*** Stored data ***

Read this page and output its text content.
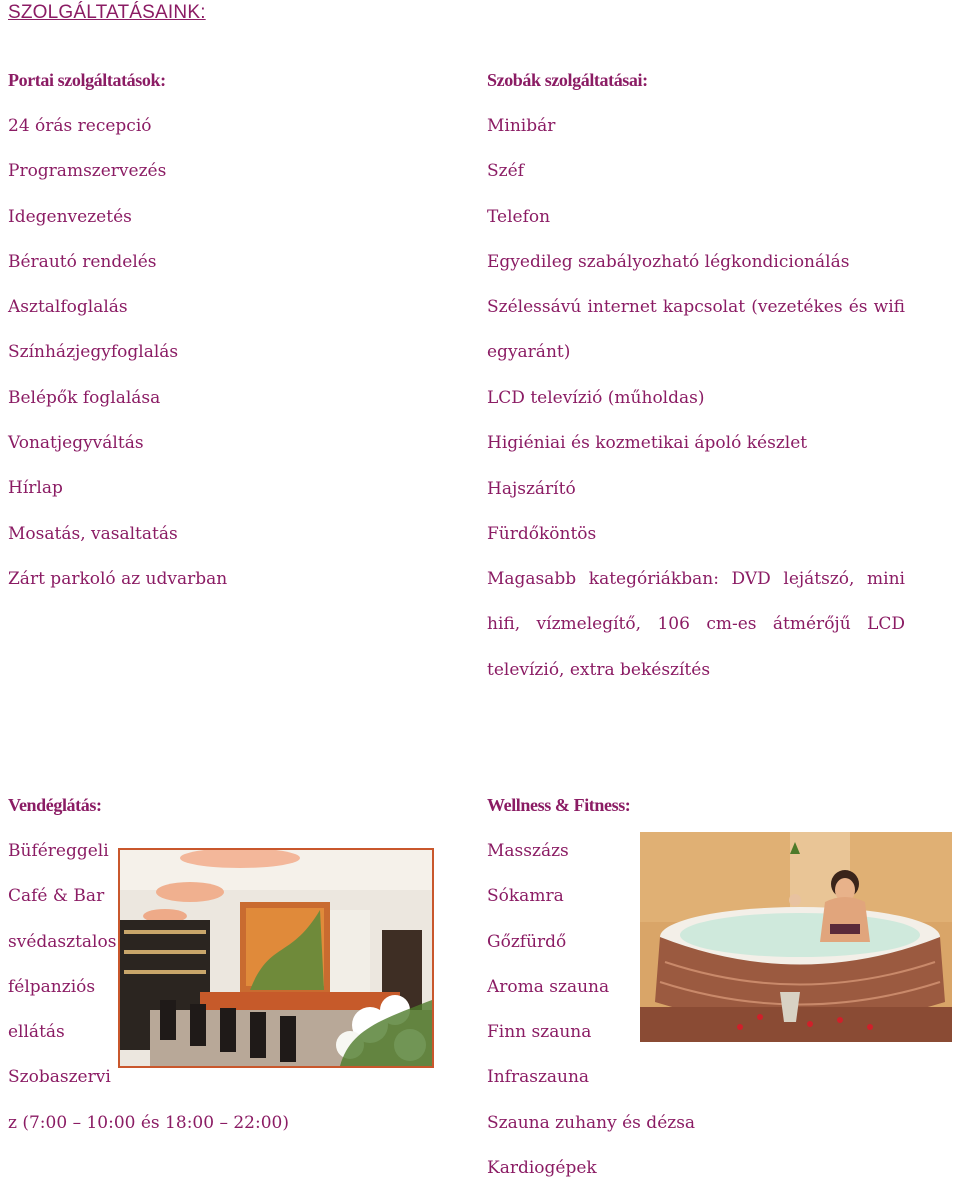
SZOLGÁLTATÁSAINK:
Portai szolgáltatások:
24 órás recepció
Programszervezés
Idegenvezetés
Bérautó rendelés
Asztalfoglalás
Színházjegyfoglalás
Belépők foglalása
Vonatjegyváltás
Hírlap
Mosatás, vasaltatás
Zárt parkoló az udvarban
Szobák szolgáltatásai:
Minibár
Széf
Telefon
Egyedileg szabályozható légkondicionálás
Szélessávú internet kapcsolat (vezetékes és wifi egyaránt)
LCD televízió (műholdas)
Higiéniai és kozmetikai ápoló készlet
Hajszárító
Fürdőköntös
Magasabb kategóriákban: DVD lejátszó, mini hifi, vízmelegítő, 106 cm-es átmérőjű LCD televízió, extra bekészítés
Vendéglátás:
Büféreggeli
Café & Bar
svédasztalos
félpanziós
ellátás
Szobaszervi
z (7:00 – 10:00 és 18:00 – 22:00)
Wellness & Fitness:
Masszázs
Sókamra
Gőzfürdő
Aroma szauna
Finn szauna
Infraszauna
Szauna zuhany és dézsa
Kardiogépek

***

# Problem details:
Images must not appear in the copy; reproduce everything else in the records verbatim.

# Solution to the problem:
Read this page and output its text content.
SZOLGÁLTATÁSAINK:
Portai szolgáltatások:
24 órás recepció
Programszervezés
Idegenvezetés
Bérautó rendelés
Asztalfoglalás
Színházjegyfoglalás
Belépők foglalása
Vonatjegyváltás
Hírlap
Mosatás, vasaltatás
Zárt parkoló az udvarban
Szobák szolgáltatásai:
Minibár
Széf
Telefon
Egyedileg szabályozható légkondicionálás
Szélessávú internet kapcsolat (vezetékes és wifi egyaránt)
LCD televízió (műholdas)
Higiéniai és kozmetikai ápoló készlet
Hajszárító
Fürdőköntös
Magasabb kategóriákban: DVD lejátszó, mini hifi, vízmelegítő, 106 cm-es átmérőjű LCD televízió, extra bekészítés
Vendéglátás:
Büféreggeli
Café & Bar
svédasztalos
félpanziós
ellátás
Szobaszervi
z (7:00 – 10:00 és 18:00 – 22:00)
Wellness & Fitness:
Masszázs
Sókamra
Gőzfürdő
Aroma szauna
Finn szauna
Infraszauna
Szauna zuhany és dézsa
Kardiogépek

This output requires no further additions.